Scan the material that follows. Copy every line containing the word "test".

[Information supplied]
--

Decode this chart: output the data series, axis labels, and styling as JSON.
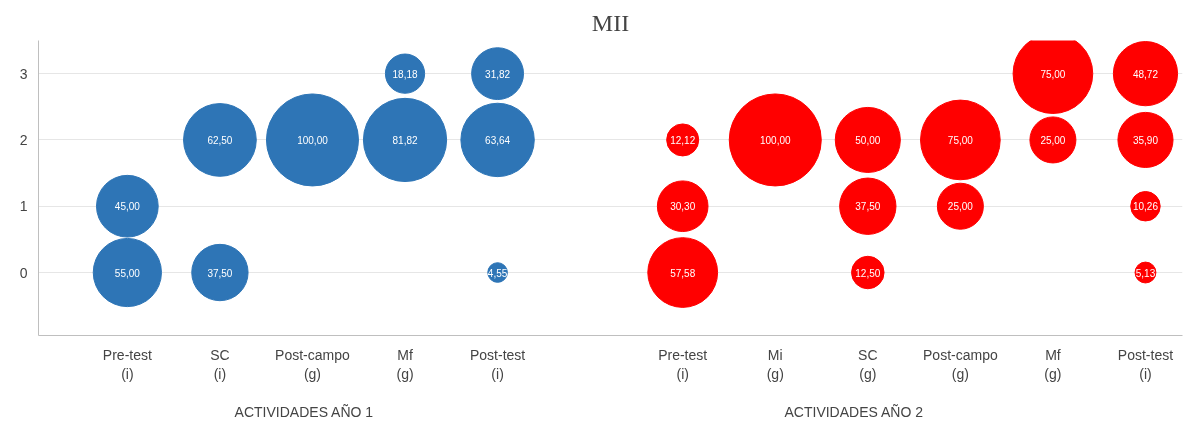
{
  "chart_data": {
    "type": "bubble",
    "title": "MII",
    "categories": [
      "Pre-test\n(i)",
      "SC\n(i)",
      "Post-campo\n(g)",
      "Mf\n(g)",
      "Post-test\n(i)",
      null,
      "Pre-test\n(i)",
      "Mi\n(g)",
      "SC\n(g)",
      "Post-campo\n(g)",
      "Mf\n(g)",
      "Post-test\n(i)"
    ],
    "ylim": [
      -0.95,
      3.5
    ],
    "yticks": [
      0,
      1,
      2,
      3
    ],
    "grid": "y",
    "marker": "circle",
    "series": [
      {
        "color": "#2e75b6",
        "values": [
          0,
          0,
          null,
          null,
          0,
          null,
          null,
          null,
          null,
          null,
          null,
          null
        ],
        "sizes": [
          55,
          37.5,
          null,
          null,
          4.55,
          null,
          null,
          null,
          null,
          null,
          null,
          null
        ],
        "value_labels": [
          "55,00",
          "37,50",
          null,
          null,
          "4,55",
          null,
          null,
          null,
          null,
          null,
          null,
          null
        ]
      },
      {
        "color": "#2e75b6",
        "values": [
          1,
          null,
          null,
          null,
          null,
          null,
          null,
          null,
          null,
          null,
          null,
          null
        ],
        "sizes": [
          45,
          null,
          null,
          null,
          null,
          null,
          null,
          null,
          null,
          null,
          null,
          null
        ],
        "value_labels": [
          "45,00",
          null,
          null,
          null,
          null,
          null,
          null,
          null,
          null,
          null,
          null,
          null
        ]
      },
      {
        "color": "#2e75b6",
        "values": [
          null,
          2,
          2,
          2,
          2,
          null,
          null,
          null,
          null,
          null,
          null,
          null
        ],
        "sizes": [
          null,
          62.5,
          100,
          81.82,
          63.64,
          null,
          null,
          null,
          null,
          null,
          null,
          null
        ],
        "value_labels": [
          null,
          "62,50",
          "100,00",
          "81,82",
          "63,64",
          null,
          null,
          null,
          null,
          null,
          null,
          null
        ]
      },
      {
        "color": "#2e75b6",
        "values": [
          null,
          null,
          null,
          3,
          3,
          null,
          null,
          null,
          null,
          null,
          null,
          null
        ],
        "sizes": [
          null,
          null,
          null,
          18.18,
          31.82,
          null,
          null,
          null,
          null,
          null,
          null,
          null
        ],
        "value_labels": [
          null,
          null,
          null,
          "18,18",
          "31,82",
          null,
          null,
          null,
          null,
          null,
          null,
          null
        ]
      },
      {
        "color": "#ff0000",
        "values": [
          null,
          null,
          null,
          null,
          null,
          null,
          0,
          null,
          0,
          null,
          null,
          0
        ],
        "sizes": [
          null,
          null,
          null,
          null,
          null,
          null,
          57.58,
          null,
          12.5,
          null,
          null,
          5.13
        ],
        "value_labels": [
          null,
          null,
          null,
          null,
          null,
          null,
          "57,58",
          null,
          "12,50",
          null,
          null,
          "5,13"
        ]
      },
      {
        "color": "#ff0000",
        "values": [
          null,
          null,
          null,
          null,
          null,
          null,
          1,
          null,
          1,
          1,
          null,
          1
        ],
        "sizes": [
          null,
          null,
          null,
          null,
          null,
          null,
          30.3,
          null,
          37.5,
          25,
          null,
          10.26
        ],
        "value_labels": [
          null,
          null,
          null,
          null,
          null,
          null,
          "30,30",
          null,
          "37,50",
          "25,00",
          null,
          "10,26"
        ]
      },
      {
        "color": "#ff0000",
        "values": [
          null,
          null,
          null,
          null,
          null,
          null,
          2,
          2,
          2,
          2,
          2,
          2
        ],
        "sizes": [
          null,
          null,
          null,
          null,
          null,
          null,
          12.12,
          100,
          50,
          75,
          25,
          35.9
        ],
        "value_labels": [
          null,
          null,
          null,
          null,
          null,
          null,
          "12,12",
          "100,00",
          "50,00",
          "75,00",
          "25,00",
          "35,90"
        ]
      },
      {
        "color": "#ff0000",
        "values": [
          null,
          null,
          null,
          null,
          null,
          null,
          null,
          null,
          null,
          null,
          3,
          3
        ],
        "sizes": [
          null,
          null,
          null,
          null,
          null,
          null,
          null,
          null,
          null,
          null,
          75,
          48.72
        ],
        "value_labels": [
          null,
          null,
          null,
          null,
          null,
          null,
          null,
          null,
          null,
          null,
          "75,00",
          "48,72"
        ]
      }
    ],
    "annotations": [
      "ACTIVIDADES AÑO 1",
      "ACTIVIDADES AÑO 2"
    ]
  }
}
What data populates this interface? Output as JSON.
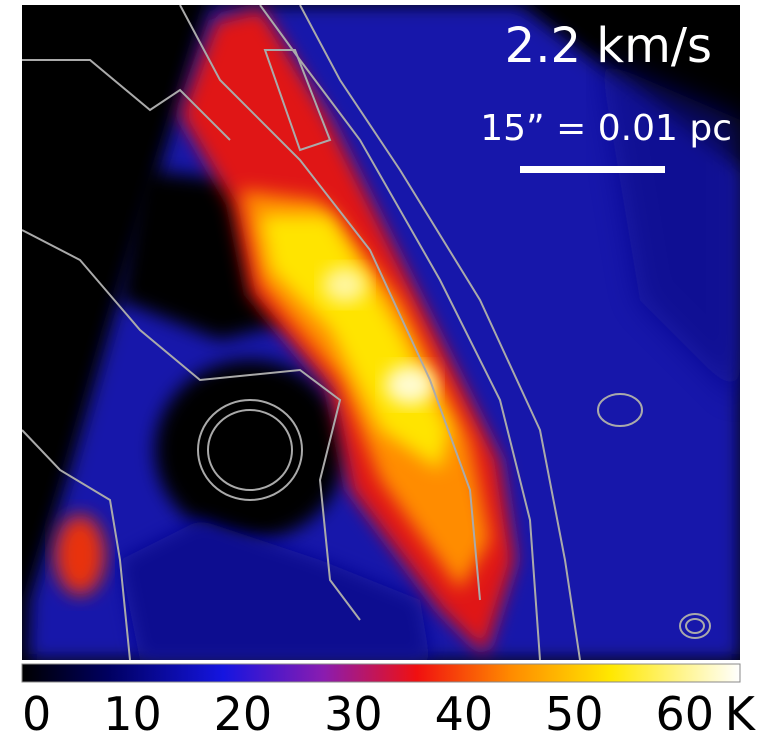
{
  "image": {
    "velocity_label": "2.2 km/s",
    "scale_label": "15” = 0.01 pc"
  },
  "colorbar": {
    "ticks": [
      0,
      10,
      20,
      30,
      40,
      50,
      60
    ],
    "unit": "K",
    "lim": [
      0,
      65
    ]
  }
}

--

[Solution for this exercise]
      "Pre-test\n(i)",
      "Post-test\n(i)",
      "Pre-test\n(i)",
      "Post-test\n(i)"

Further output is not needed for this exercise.